## Set exercise:
Report every line in the listing that contains the string "Sistema".

## Task material:
● ● ● ● ● ● ●

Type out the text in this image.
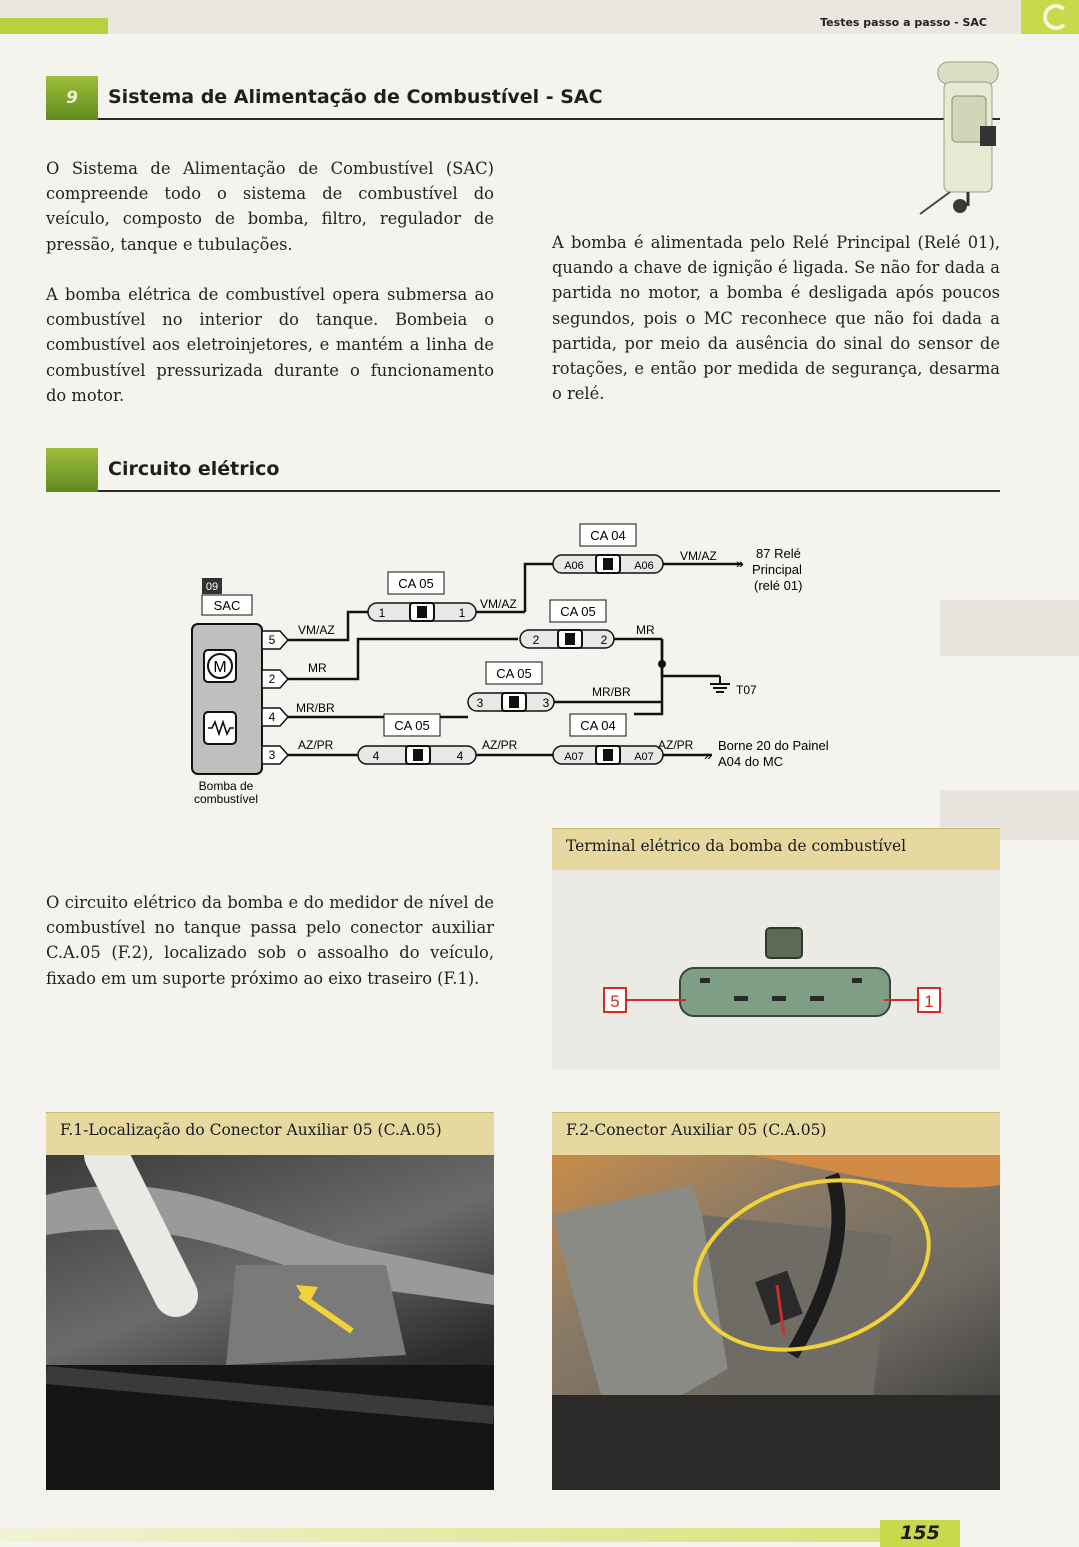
Testes passo a passo - SAC
9	Sistema de Alimentação de Combustível - SAC
O Sistema de Alimentação de Combustível (SAC) compreende todo o sistema de combustível do veículo, composto de bomba, filtro, regulador de pressão, tanque e tubulações.
A bomba elétrica de combustível opera submersa ao combustível no interior do tanque. Bombeia o combustível aos eletroinjetores, e mantém a linha de combustível pressurizada durante o funcionamento do motor.
A bomba é alimentada pelo Relé Principal (Relé 01), quando a chave de ignição é ligada. Se não for dada a partida no motor, a bomba é desligada após poucos segundos, pois o MC reconhece que não foi dada a partida, por meio da ausência do sinal do sensor de rotações, e então por medida de segurança, desarma o relé.
Circuito elétrico
09
SAC
M
Bomba de
combustível
5
2
4
3
T07
CA 05
1	1
VM/AZ
VM/AZ
CA 04
A06	A06
VM/AZ »
87 Relé
Principal
(relé 01)
CA 05
2	2
MR
MR
CA 05
3	3
MR/BR
MR/BR
CA 05
4	4
AZ/PR	AZ/PR
CA 04
A07	A07
AZ/PR
»
Borne 20 do Painel
A04 do MC
O circuito elétrico da bomba e do medidor de nível de combustível no tanque passa pelo conector auxiliar C.A.05 (F.2), localizado sob o assoalho do veículo, fixado em um suporte próximo ao eixo traseiro (F.1).

Terminal elétrico da bomba de combustível

5	1

F.1-Localização do Conector Auxiliar 05 (C.A.05)	F.2-Conector Auxiliar 05 (C.A.05)

155
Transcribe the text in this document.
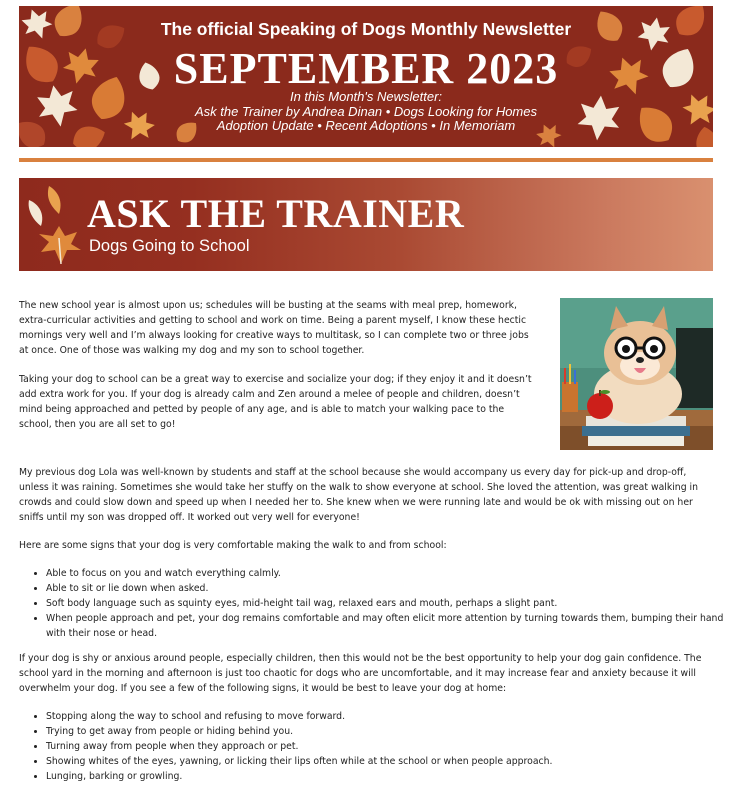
The official Speaking of Dogs Monthly Newsletter
SEPTEMBER 2023
In this Month's Newsletter:
Ask the Trainer by Andrea Dinan • Dogs Looking for Homes
Adoption Update • Recent Adoptions • In Memoriam
ASK THE TRAINER
Dogs Going to School

The new school year is almost upon us; schedules will be busting at the seams with meal prep, homework, extra-curricular activities and getting to school and work on time. Being a parent myself, I know these hectic mornings very well and I’m always looking for creative ways to multitask, so I can complete two or three jobs at once. One of those was walking my dog and my son to school together.

Taking your dog to school can be a great way to exercise and socialize your dog; if they enjoy it and it doesn’t add extra work for you. If your dog is already calm and Zen around a melee of people and children, doesn’t mind being approached and petted by people of any age, and is able to match your walking pace to the school, then you are all set to go!

My previous dog Lola was well-known by students and staff at the school because she would accompany us every day for pick-up and drop-off, unless it was raining. Sometimes she would take her stuffy on the walk to show everyone at school. She loved the attention, was great walking in crowds and could slow down and speed up when I needed her to. She knew when we were running late and would be ok with missing out on her sniffs until my son was dropped off. It worked out very well for everyone!

Here are some signs that your dog is very comfortable making the walk to and from school:

• Able to focus on you and watch everything calmly.
• Able to sit or lie down when asked.
• Soft body language such as squinty eyes, mid-height tail wag, relaxed ears and mouth, perhaps a slight pant.
• When people approach and pet, your dog remains comfortable and may often elicit more attention by turning towards them, bumping their hand with their nose or head.

If your dog is shy or anxious around people, especially children, then this would not be the best opportunity to help your dog gain confidence. The school yard in the morning and afternoon is just too chaotic for dogs who are uncomfortable, and it may increase fear and anxiety because it will overwhelm your dog. If you see a few of the following signs, it would be best to leave your dog at home:

• Stopping along the way to school and refusing to move forward.
• Trying to get away from people or hiding behind you.
• Turning away from people when they approach or pet.
• Showing whites of the eyes, yawning, or licking their lips often while at the school or when people approach.
• Lunging, barking or growling.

● ● ● ● ● ● ●

## Response:
9	Sistema de Alimentação de Combustível - SAC
O Sistema de Alimentação de Combustível (SAC) compreende todo o sistema de combustível do veículo, composto de bomba, filtro, regulador de pressão, tanque e tubulações.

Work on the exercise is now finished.